■ Extract to read ■
-=-=-
MH's ideal coil and voltage question

[partzman]

Where is MMF covered in the conversation in regards to EMF?

https://en.wikipedia.org/wiki/Magnetomotive_force

https://en.wikipedia.org/wiki/Electromotive_force

Since the conversion is from EMF into MMF within the inductor,, don't you think that it would make sense to view things in the correct sequence?

With ZERO resistance in the ideal inductor there is no mechanism to produce a counter EMF, only the conversion into MMF.

Now think about what happens when the EMF is no longer supplied,, the MMF will continue to keep the current flowing unchanged unless and until current can no longer flow unimpeded.

Open the circuit and you introduce an infinite resistance which provides for an infinite EMF, close the circuit with a zero resistance and there is no change, close the circuit with a resistance and the EMF will then manifest as it is converting the MMF in a relationship with the resistance.

This is all covered by the older formulas.

Convenience can lead to misunderstandings.

Good points and I agree.

pm

[picowatt]

That is correct in the fact that when I have asked for a model or math derivation, none was given. However with the statement that Emf=Cemf when di = .8A/s, the parallel model with L as shown has to be assumed for any di to flow thru L. Please diagram schematically how this would be accomplished otherwise.

I have no idea where you are getting the CEMF in parallel idea from.  The schematic of the model I and others have been discussing is exactly as you have drawn it in your right hand drawing.

My model is correctly noted and defined and "C)" is correct as compared to yours.  Please explain how your position of Emf=Cemf when di=.8A/s fits in my series connected model.

That is exactly what I have been trying to do.

I didn't say that. What I did say in B) is that di=(Emf-Cemf)*dt/L implying that Cemf=0. I don't have a problem with that as I use Cemf for feedback correction only and follow Faraday's law as I stated in B).

In your version of "C)", you clearly state that when di=.8A/s, the CEMF=0.  That is incorrect.  The CEMF can only equal zero when di=0.  When di=.8A/s the CEMF=4volts.
-=-=-
■ What you are asked to do ■
Write what comes next in the forum thread on the ideal coil and voltage question. Nothing in these lines is needed for the work.

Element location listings
-=-=-
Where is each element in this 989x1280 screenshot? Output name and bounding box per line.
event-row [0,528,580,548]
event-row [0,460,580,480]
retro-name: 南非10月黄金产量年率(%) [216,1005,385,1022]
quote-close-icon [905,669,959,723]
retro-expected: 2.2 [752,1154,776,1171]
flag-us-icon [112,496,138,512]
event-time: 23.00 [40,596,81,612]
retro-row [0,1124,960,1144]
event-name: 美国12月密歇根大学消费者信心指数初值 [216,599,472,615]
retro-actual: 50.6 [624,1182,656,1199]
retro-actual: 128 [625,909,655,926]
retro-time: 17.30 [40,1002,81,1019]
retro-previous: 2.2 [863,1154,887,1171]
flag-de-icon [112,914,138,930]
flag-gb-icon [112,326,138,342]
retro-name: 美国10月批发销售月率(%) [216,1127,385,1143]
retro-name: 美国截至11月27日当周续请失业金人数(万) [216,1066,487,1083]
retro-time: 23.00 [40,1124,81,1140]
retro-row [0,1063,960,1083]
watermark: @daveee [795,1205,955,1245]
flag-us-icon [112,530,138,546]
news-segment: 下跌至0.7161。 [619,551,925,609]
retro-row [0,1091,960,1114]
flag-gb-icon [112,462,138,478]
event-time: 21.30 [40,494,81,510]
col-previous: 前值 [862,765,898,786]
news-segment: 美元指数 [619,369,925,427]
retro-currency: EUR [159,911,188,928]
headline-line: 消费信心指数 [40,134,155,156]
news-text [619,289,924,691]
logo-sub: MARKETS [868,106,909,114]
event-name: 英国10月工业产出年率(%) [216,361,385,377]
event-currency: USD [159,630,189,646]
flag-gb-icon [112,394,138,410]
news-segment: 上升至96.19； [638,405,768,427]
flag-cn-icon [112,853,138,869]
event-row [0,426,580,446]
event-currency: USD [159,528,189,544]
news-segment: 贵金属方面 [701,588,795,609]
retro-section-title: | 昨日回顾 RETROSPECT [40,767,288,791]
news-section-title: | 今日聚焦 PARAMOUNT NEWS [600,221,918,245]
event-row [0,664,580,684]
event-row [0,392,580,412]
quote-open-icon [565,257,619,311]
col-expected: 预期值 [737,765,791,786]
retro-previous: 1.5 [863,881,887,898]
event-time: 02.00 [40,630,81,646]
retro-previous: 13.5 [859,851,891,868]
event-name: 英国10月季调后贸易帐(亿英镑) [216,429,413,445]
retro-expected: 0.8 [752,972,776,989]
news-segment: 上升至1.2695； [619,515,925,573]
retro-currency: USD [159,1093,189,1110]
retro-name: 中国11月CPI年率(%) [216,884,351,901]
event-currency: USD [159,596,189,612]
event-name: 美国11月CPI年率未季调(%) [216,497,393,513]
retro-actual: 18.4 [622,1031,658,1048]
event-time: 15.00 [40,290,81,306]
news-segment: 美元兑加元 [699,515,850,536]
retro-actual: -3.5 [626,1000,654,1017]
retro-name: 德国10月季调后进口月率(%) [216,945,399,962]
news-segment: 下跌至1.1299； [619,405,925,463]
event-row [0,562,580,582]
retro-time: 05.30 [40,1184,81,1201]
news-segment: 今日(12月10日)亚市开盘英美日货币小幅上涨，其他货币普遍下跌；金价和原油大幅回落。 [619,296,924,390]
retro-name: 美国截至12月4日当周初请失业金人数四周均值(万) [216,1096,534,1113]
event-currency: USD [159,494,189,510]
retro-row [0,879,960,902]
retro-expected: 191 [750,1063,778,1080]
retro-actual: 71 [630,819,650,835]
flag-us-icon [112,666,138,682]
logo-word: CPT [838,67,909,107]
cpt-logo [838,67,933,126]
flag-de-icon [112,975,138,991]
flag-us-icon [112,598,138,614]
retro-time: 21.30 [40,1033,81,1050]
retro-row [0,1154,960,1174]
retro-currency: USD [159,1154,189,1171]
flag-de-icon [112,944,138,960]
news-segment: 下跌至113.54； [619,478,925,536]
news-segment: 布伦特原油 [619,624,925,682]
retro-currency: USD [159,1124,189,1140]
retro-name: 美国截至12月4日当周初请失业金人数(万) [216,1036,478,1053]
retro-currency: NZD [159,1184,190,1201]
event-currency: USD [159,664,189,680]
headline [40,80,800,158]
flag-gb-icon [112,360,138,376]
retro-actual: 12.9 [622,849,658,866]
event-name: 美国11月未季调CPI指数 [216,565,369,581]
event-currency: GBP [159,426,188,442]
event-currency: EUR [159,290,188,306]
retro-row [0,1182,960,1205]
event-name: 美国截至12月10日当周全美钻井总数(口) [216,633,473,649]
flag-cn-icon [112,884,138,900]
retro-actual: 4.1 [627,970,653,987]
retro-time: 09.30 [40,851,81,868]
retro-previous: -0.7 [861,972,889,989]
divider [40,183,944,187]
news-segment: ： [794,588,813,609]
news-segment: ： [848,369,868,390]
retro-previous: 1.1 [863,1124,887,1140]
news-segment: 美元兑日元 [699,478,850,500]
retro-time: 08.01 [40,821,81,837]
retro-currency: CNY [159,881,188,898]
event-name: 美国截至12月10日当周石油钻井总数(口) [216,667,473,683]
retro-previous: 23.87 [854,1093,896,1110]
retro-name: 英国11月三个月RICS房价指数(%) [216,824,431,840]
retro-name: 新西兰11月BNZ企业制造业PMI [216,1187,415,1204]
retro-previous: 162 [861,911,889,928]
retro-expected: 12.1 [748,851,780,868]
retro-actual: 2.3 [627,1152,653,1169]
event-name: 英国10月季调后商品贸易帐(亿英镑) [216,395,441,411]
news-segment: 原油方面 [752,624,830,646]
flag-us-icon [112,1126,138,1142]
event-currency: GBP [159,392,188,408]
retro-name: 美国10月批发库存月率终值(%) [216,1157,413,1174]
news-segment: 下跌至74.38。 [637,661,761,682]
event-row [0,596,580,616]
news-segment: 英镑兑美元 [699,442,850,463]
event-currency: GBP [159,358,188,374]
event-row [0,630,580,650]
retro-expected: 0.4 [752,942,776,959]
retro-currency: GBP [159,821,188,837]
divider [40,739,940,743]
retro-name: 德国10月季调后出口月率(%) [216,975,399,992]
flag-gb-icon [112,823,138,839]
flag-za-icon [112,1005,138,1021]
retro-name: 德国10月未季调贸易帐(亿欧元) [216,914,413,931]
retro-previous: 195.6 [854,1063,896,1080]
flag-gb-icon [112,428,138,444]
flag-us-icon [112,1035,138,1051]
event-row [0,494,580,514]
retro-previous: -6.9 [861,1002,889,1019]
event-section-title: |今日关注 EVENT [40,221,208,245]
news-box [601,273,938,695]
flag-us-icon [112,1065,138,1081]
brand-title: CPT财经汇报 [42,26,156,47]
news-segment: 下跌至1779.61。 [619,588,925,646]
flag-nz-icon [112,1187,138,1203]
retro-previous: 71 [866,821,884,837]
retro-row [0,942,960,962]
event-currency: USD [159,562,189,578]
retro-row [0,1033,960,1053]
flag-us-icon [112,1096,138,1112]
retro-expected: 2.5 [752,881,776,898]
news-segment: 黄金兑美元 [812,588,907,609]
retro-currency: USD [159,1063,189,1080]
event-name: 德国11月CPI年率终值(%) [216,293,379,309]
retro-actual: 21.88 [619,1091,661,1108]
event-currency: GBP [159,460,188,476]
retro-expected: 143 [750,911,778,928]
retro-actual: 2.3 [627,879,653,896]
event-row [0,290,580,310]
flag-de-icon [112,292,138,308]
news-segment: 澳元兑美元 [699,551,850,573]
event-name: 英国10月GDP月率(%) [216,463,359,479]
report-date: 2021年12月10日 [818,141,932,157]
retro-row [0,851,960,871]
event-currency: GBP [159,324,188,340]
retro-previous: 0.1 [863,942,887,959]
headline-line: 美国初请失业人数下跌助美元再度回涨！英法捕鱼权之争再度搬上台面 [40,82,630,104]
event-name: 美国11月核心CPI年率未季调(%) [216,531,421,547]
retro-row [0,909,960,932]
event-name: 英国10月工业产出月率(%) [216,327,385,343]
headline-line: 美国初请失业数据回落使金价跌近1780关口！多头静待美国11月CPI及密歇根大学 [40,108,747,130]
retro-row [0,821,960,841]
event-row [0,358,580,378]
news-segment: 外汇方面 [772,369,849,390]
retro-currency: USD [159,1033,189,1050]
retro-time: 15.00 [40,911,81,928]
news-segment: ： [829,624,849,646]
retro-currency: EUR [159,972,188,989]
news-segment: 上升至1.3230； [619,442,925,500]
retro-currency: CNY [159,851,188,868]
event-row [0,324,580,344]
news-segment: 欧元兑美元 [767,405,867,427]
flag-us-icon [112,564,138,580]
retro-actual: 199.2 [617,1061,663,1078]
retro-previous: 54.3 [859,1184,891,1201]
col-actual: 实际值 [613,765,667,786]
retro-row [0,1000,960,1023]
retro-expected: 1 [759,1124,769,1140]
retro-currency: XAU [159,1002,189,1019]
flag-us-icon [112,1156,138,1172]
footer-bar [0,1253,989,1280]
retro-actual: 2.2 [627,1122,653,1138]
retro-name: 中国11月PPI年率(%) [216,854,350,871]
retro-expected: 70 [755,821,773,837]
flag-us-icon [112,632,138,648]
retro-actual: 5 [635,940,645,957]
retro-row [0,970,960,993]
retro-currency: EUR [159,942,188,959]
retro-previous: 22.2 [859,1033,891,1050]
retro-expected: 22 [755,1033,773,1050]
-=-=-
■ Result of this exercise ■
Your formula in "B)", states that when EMF=CEMF, di=0, which is correct and explains why the rate of change cannot exceed or be less than .8A/s.

With the correction to "C)" so that it reads "C)  When di=.8A/s, CEMF=4volts", everything else in your notations are exactly as I have been stating and di is maintained at .8A/s.

I will say here that I have somewhat conceded with this model that Emf/Cemf feedback is required to achieve the .8A/s di in this example which I am not absolutely convinced is the case. Even my own model needs the math fudge to make this happen so something is still wrong here but that is another subject

You are right because in the Cemf in "A" is missing the minus sign.  I don't see a problem with Cemf=0 due to di=Emf*dt/L using conventional current flow. Are you saying that Cemf is inherent in Faraday's original derivation of this formula?

I'm sorry PW but I can't seem to justify changing C) to what you state because it makes no electrical sense in the series connected configuration. However, I am certainly open to see how this can be logically achieved.

pm

I think you are under the impression that just because EMF=CEMF all current flow ceases.  What ceases is rate of change.  Being an ideal inductor, the Vsource depicted as the generator of CEMF has zero resistance.

In the step wise discussion of the feedback mechanism, when CEMF=EMF, di equals zero and any current flowing prior to EMF=CEMF continues to flow, it just does not increase or decrease.

However, CEMF can only equal EMF when di=.8A/s.  It is this equality that regulates di to .8A/s.

Again, other than your statement in "C)", I agree with everything else stated in your notations.  With that one correction to "C)", the feedback mechanism that regulates di works just as described.


PW

[minnie]

  What is the speed at which the inductor is responding?
  If virtual photons are involved, they would be considered as
  mass-less I presume and would "propagate??" at C.
  Just tryin' to get an idea of what's goin' on.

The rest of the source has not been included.